** START THE INPUT **

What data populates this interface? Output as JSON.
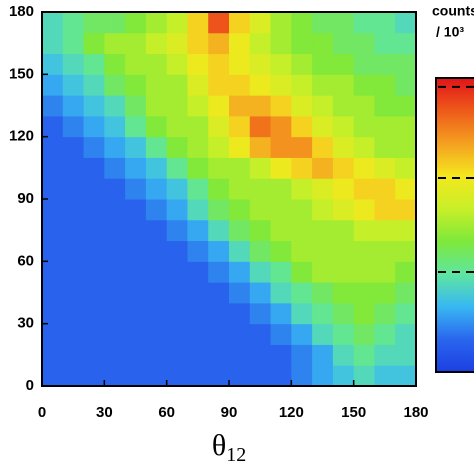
{
  "chart_data": {
    "type": "heatmap",
    "xlabel": {
      "base": "θ",
      "sub": "12"
    },
    "colorbar_label": [
      "counts",
      "/ 10³"
    ],
    "xlim": [
      0,
      180
    ],
    "ylim": [
      0,
      180
    ],
    "xticks": [
      0,
      30,
      60,
      90,
      120,
      150,
      180
    ],
    "yticks": [
      0,
      30,
      60,
      90,
      120,
      150,
      180
    ],
    "zlim": [
      0,
      10
    ],
    "cbar_ticks": [
      3.4,
      6.6,
      9.7
    ],
    "colormap": [
      "#1c3fe2",
      "#2a66ee",
      "#38b8f2",
      "#5ee6a0",
      "#7ee83a",
      "#c8ef28",
      "#f4e81e",
      "#f4a020",
      "#ee5a1a",
      "#e0141a"
    ],
    "z": [
      [
        1,
        1,
        1,
        1,
        1,
        1,
        1,
        1,
        1,
        1,
        1,
        1,
        1.5,
        2,
        2.5,
        3,
        2.5,
        2.5
      ],
      [
        1,
        1,
        1,
        1,
        1,
        1,
        1,
        1,
        1,
        1,
        1,
        1,
        1.5,
        2,
        3,
        3.5,
        3,
        3
      ],
      [
        1,
        1,
        1,
        1,
        1,
        1,
        1,
        1,
        1,
        1,
        1,
        1.5,
        2,
        3,
        3.5,
        4,
        3.5,
        3
      ],
      [
        1,
        1,
        1,
        1,
        1,
        1,
        1,
        1,
        1,
        1,
        1.5,
        2,
        3,
        3.5,
        4,
        4.5,
        4,
        3.5
      ],
      [
        1,
        1,
        1,
        1,
        1,
        1,
        1,
        1,
        1,
        1.5,
        2,
        3,
        3.5,
        4,
        4.5,
        4.5,
        4.5,
        4
      ],
      [
        1,
        1,
        1,
        1,
        1,
        1,
        1,
        1,
        1.5,
        2,
        3,
        3.5,
        4.5,
        5,
        5,
        5,
        5,
        4.5
      ],
      [
        1,
        1,
        1,
        1,
        1,
        1,
        1,
        1.5,
        2,
        3,
        4,
        4.5,
        5,
        5,
        5,
        5,
        5,
        5
      ],
      [
        1,
        1,
        1,
        1,
        1,
        1,
        1.5,
        2,
        3,
        4,
        4.5,
        5,
        5,
        5,
        5,
        5.5,
        5.5,
        5.5
      ],
      [
        1,
        1,
        1,
        1,
        1,
        1.5,
        2,
        3,
        4,
        4.5,
        5,
        5,
        5,
        5.5,
        6,
        6.5,
        7,
        7
      ],
      [
        1,
        1,
        1,
        1,
        1.5,
        2,
        2.5,
        3.5,
        4.5,
        5,
        5,
        5,
        5.5,
        6,
        6.5,
        7,
        7,
        6.5
      ],
      [
        1,
        1,
        1,
        1.5,
        2,
        2.5,
        3.5,
        4.5,
        5,
        5,
        5.5,
        6.5,
        7,
        7.5,
        7,
        6.5,
        6,
        5.5
      ],
      [
        1,
        1,
        1.5,
        2,
        2.5,
        3.5,
        4.5,
        5,
        5.5,
        6.5,
        7.5,
        8,
        8,
        7,
        6,
        5.5,
        5,
        5
      ],
      [
        1,
        1.5,
        2,
        2.5,
        3.5,
        4.5,
        5,
        5,
        6,
        7,
        8.5,
        8,
        7,
        6,
        5.5,
        5,
        5,
        5
      ],
      [
        1.5,
        2,
        2.5,
        3,
        4,
        5,
        5,
        5.5,
        6.5,
        7.5,
        7.5,
        7,
        6,
        5.5,
        5,
        5,
        4.5,
        4.5
      ],
      [
        2,
        2.5,
        3,
        4,
        4.5,
        5,
        5,
        6,
        7,
        7,
        6.5,
        6,
        5.5,
        5,
        5,
        4.5,
        4.5,
        4
      ],
      [
        2.5,
        3,
        3.5,
        4.5,
        5,
        5,
        5.5,
        6.5,
        7,
        6.5,
        6,
        5.5,
        5,
        4.5,
        4.5,
        4,
        4,
        4
      ],
      [
        3,
        3.5,
        4.5,
        5,
        5,
        5.5,
        6,
        7,
        7.5,
        6.5,
        5.5,
        5,
        4.5,
        4.5,
        4,
        4,
        3.5,
        3.5
      ],
      [
        3,
        3.5,
        4,
        4,
        4.5,
        5,
        5.5,
        7,
        9,
        7,
        6,
        5,
        4.5,
        4,
        4,
        3.5,
        3.5,
        3
      ]
    ]
  }
}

** END THE INPUT **

(WHAT IS NEEDED)
Skipping the pictures, transcribe each line above exactly as it appears.

(TASK ANSWER)
What data populates this interface? Output as JSON.
{
  "chart_data": {
    "type": "heatmap",
    "xlabel": {
      "base": "θ",
      "sub": "12"
    },
    "colorbar_label": [
      "counts",
      "/ 10³"
    ],
    "xlim": [
      0,
      180
    ],
    "ylim": [
      0,
      180
    ],
    "xticks": [
      0,
      30,
      60,
      90,
      120,
      150,
      180
    ],
    "yticks": [
      0,
      30,
      60,
      90,
      120,
      150,
      180
    ],
    "zlim": [
      0,
      10
    ],
    "cbar_ticks": [
      3.4,
      6.6,
      9.7
    ],
    "colormap": [
      "#1c3fe2",
      "#2a66ee",
      "#38b8f2",
      "#5ee6a0",
      "#7ee83a",
      "#c8ef28",
      "#f4e81e",
      "#f4a020",
      "#ee5a1a",
      "#e0141a"
    ],
    "z": [
      [
        1,
        1,
        1,
        1,
        1,
        1,
        1,
        1,
        1,
        1,
        1,
        1,
        1.5,
        2,
        2.5,
        3,
        2.5,
        2.5
      ],
      [
        1,
        1,
        1,
        1,
        1,
        1,
        1,
        1,
        1,
        1,
        1,
        1,
        1.5,
        2,
        3,
        3.5,
        3,
        3
      ],
      [
        1,
        1,
        1,
        1,
        1,
        1,
        1,
        1,
        1,
        1,
        1,
        1.5,
        2,
        3,
        3.5,
        4,
        3.5,
        3
      ],
      [
        1,
        1,
        1,
        1,
        1,
        1,
        1,
        1,
        1,
        1,
        1.5,
        2,
        3,
        3.5,
        4,
        4.5,
        4,
        3.5
      ],
      [
        1,
        1,
        1,
        1,
        1,
        1,
        1,
        1,
        1,
        1.5,
        2,
        3,
        3.5,
        4,
        4.5,
        4.5,
        4.5,
        4
      ],
      [
        1,
        1,
        1,
        1,
        1,
        1,
        1,
        1,
        1.5,
        2,
        3,
        3.5,
        4.5,
        5,
        5,
        5,
        5,
        4.5
      ],
      [
        1,
        1,
        1,
        1,
        1,
        1,
        1,
        1.5,
        2,
        3,
        4,
        4.5,
        5,
        5,
        5,
        5,
        5,
        5
      ],
      [
        1,
        1,
        1,
        1,
        1,
        1,
        1.5,
        2,
        3,
        4,
        4.5,
        5,
        5,
        5,
        5,
        5.5,
        5.5,
        5.5
      ],
      [
        1,
        1,
        1,
        1,
        1,
        1.5,
        2,
        3,
        4,
        4.5,
        5,
        5,
        5,
        5.5,
        6,
        6.5,
        7,
        7
      ],
      [
        1,
        1,
        1,
        1,
        1.5,
        2,
        2.5,
        3.5,
        4.5,
        5,
        5,
        5,
        5.5,
        6,
        6.5,
        7,
        7,
        6.5
      ],
      [
        1,
        1,
        1,
        1.5,
        2,
        2.5,
        3.5,
        4.5,
        5,
        5,
        5.5,
        6.5,
        7,
        7.5,
        7,
        6.5,
        6,
        5.5
      ],
      [
        1,
        1,
        1.5,
        2,
        2.5,
        3.5,
        4.5,
        5,
        5.5,
        6.5,
        7.5,
        8,
        8,
        7,
        6,
        5.5,
        5,
        5
      ],
      [
        1,
        1.5,
        2,
        2.5,
        3.5,
        4.5,
        5,
        5,
        6,
        7,
        8.5,
        8,
        7,
        6,
        5.5,
        5,
        5,
        5
      ],
      [
        1.5,
        2,
        2.5,
        3,
        4,
        5,
        5,
        5.5,
        6.5,
        7.5,
        7.5,
        7,
        6,
        5.5,
        5,
        5,
        4.5,
        4.5
      ],
      [
        2,
        2.5,
        3,
        4,
        4.5,
        5,
        5,
        6,
        7,
        7,
        6.5,
        6,
        5.5,
        5,
        5,
        4.5,
        4.5,
        4
      ],
      [
        2.5,
        3,
        3.5,
        4.5,
        5,
        5,
        5.5,
        6.5,
        7,
        6.5,
        6,
        5.5,
        5,
        4.5,
        4.5,
        4,
        4,
        4
      ],
      [
        3,
        3.5,
        4.5,
        5,
        5,
        5.5,
        6,
        7,
        7.5,
        6.5,
        5.5,
        5,
        4.5,
        4.5,
        4,
        4,
        3.5,
        3.5
      ],
      [
        3,
        3.5,
        4,
        4,
        4.5,
        5,
        5.5,
        7,
        9,
        7,
        6,
        5,
        4.5,
        4,
        4,
        3.5,
        3.5,
        3
      ]
    ]
  }
}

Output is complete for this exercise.